DATASET ROWS>
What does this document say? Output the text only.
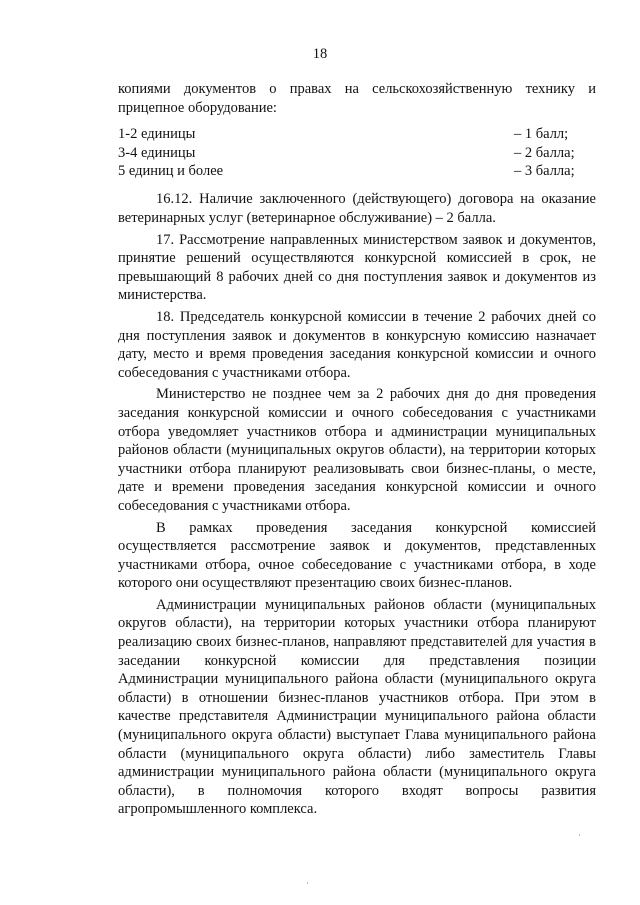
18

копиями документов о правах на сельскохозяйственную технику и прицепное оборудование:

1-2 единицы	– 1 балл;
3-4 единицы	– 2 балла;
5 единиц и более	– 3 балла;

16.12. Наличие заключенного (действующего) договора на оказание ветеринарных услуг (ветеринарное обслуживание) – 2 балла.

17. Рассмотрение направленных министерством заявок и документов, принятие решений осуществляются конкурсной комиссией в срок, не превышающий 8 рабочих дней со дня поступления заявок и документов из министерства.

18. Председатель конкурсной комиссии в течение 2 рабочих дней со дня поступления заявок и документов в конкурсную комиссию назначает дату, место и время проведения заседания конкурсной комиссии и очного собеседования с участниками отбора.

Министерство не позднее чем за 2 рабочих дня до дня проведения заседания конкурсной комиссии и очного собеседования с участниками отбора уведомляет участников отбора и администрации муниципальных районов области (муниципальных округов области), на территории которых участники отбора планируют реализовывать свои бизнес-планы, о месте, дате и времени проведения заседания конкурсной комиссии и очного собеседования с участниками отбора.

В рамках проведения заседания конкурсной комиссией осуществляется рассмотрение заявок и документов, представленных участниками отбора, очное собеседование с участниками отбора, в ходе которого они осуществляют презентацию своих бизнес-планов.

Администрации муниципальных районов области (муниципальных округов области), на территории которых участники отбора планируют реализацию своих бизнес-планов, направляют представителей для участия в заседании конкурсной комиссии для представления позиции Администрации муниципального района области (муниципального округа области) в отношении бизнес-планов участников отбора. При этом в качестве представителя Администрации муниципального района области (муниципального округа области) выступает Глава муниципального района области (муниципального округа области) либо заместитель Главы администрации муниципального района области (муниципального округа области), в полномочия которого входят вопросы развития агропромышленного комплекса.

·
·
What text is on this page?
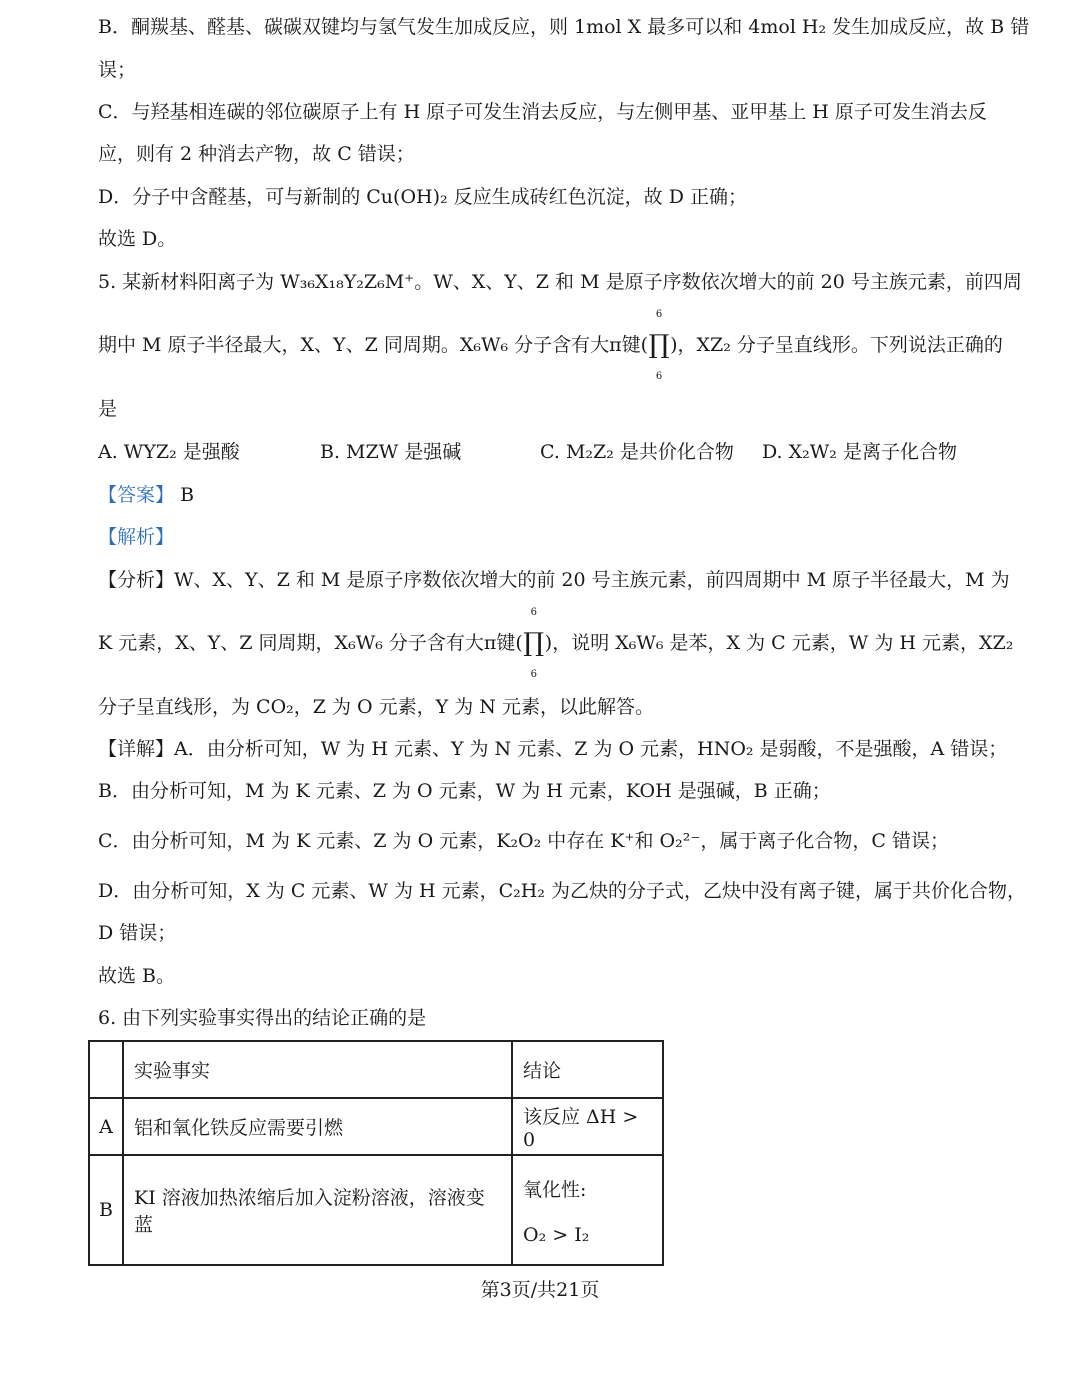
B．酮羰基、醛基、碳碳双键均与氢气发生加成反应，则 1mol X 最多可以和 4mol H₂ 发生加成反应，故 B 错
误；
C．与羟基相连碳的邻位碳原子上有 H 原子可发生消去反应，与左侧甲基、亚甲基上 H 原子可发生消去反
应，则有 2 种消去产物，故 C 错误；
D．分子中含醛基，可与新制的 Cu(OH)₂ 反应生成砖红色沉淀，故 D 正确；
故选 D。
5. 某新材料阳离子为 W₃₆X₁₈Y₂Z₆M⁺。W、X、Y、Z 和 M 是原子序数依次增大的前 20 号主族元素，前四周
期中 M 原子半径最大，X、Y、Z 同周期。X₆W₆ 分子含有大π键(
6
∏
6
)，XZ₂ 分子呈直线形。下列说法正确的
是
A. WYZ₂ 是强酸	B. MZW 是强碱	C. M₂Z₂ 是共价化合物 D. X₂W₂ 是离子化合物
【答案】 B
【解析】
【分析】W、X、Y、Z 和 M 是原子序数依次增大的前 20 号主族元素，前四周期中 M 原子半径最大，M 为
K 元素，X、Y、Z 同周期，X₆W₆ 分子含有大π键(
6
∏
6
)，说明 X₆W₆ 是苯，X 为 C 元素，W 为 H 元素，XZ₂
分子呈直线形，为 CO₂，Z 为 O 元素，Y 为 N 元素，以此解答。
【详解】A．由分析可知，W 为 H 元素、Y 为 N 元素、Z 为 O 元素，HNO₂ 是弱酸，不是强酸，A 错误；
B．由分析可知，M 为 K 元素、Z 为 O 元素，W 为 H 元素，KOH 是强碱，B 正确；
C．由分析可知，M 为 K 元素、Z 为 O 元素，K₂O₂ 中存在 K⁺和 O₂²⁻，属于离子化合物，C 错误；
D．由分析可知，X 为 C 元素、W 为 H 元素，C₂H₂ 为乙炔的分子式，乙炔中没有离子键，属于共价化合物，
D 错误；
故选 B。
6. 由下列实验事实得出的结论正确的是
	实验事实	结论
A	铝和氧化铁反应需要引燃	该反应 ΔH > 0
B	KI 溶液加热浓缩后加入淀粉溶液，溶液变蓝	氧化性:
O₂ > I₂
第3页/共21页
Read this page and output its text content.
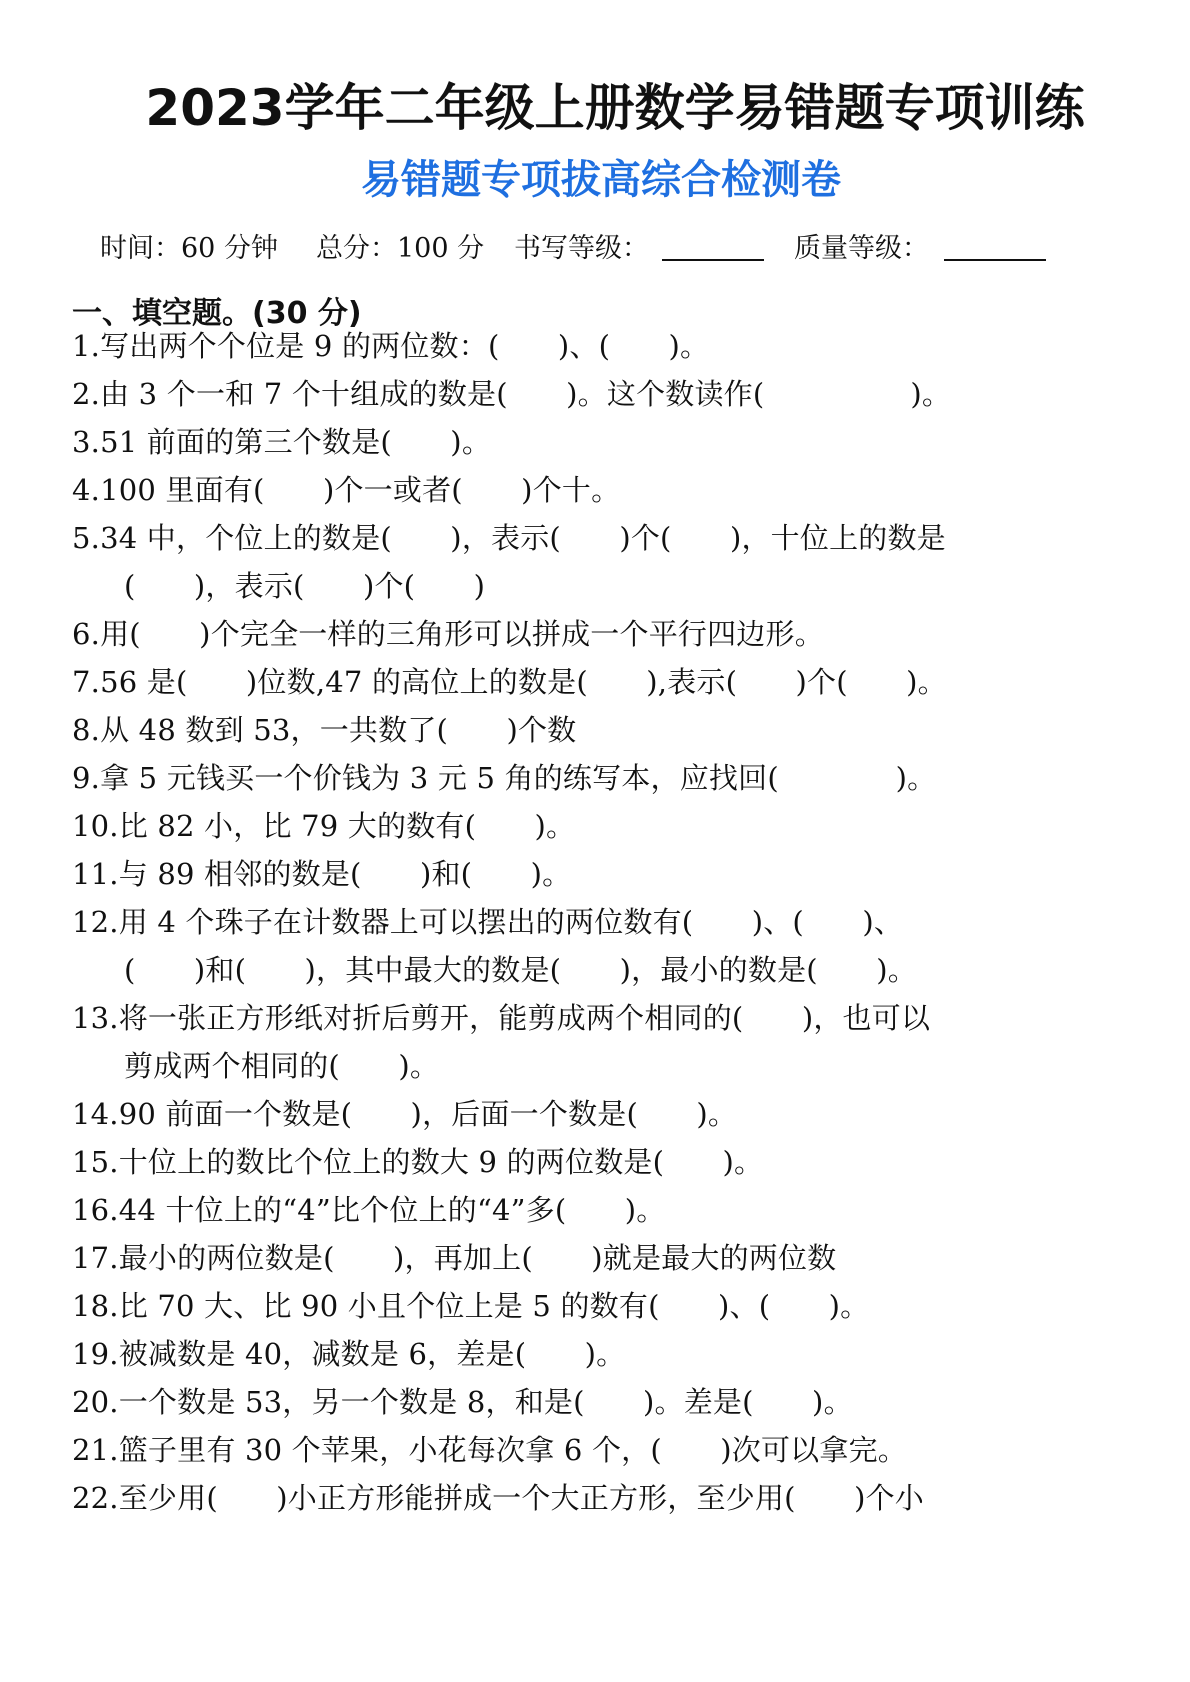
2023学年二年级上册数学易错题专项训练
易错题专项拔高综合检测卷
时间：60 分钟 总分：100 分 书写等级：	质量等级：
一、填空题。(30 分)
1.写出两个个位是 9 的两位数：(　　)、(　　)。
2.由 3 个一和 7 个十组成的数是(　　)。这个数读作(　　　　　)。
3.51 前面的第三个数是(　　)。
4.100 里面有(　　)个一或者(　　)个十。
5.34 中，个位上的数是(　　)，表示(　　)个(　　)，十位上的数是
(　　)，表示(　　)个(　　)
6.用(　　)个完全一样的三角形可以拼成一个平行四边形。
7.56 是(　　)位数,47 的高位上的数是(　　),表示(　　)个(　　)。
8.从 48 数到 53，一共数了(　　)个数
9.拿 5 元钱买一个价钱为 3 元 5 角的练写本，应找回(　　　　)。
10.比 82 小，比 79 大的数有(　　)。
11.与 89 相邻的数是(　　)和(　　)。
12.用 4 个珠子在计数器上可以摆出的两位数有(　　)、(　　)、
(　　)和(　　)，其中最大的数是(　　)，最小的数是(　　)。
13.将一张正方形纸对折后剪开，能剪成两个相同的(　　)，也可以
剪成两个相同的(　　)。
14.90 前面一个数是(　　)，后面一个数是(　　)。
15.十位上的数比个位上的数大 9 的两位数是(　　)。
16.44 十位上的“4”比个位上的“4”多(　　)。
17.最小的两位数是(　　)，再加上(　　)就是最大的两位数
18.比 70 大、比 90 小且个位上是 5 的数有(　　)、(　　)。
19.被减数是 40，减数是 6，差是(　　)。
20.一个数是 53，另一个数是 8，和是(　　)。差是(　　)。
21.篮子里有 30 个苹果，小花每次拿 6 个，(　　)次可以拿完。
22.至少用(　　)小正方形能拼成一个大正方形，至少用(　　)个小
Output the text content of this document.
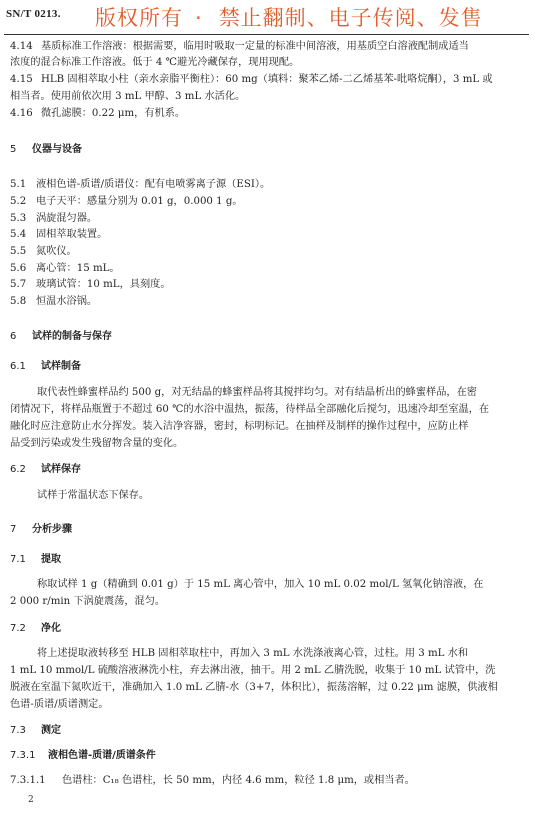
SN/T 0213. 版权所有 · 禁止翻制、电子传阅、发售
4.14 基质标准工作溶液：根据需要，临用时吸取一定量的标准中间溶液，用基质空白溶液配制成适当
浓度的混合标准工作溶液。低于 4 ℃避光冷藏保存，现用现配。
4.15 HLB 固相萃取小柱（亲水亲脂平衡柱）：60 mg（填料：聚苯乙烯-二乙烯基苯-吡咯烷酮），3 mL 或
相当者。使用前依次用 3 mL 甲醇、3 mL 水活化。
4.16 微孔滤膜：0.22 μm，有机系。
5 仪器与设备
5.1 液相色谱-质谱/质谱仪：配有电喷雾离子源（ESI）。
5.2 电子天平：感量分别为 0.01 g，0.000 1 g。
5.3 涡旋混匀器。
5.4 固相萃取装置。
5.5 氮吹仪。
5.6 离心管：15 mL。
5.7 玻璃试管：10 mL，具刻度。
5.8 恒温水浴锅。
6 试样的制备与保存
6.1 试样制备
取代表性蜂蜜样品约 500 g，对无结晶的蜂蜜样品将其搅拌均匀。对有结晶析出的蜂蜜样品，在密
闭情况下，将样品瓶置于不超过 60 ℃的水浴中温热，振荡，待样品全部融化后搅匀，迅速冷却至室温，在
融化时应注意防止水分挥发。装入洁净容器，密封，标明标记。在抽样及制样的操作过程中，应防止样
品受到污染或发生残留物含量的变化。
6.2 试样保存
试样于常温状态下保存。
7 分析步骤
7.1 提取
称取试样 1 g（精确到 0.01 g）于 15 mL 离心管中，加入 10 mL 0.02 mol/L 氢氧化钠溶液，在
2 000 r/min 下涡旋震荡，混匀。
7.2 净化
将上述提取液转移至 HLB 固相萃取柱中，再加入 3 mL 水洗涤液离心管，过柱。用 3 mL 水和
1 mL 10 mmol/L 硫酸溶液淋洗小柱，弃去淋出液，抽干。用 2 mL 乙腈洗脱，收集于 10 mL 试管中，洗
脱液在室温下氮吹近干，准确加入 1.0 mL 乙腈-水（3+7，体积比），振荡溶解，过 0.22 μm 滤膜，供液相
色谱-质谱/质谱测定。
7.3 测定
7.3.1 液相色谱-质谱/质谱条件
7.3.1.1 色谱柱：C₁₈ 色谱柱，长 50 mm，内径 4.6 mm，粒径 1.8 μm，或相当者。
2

PROBLEM STATEMENT>
Search the data above for lines holding "由分析可知" and copy each of them.

RESPONSE TO THE EXERCISE>
【详解】A．由分析可知，W 为 H 元素、Y 为 N 元素、Z 为 O 元素，HNO₂ 是弱酸，不是强酸，A 错误；
B．由分析可知，M 为 K 元素、Z 为 O 元素，W 为 H 元素，KOH 是强碱，B 正确；
C．由分析可知，M 为 K 元素、Z 为 O 元素，K₂O₂ 中存在 K⁺和 O₂²⁻，属于离子化合物，C 错误；
D．由分析可知，X 为 C 元素、W 为 H 元素，C₂H₂ 为乙炔的分子式，乙炔中没有离子键，属于共价化合物，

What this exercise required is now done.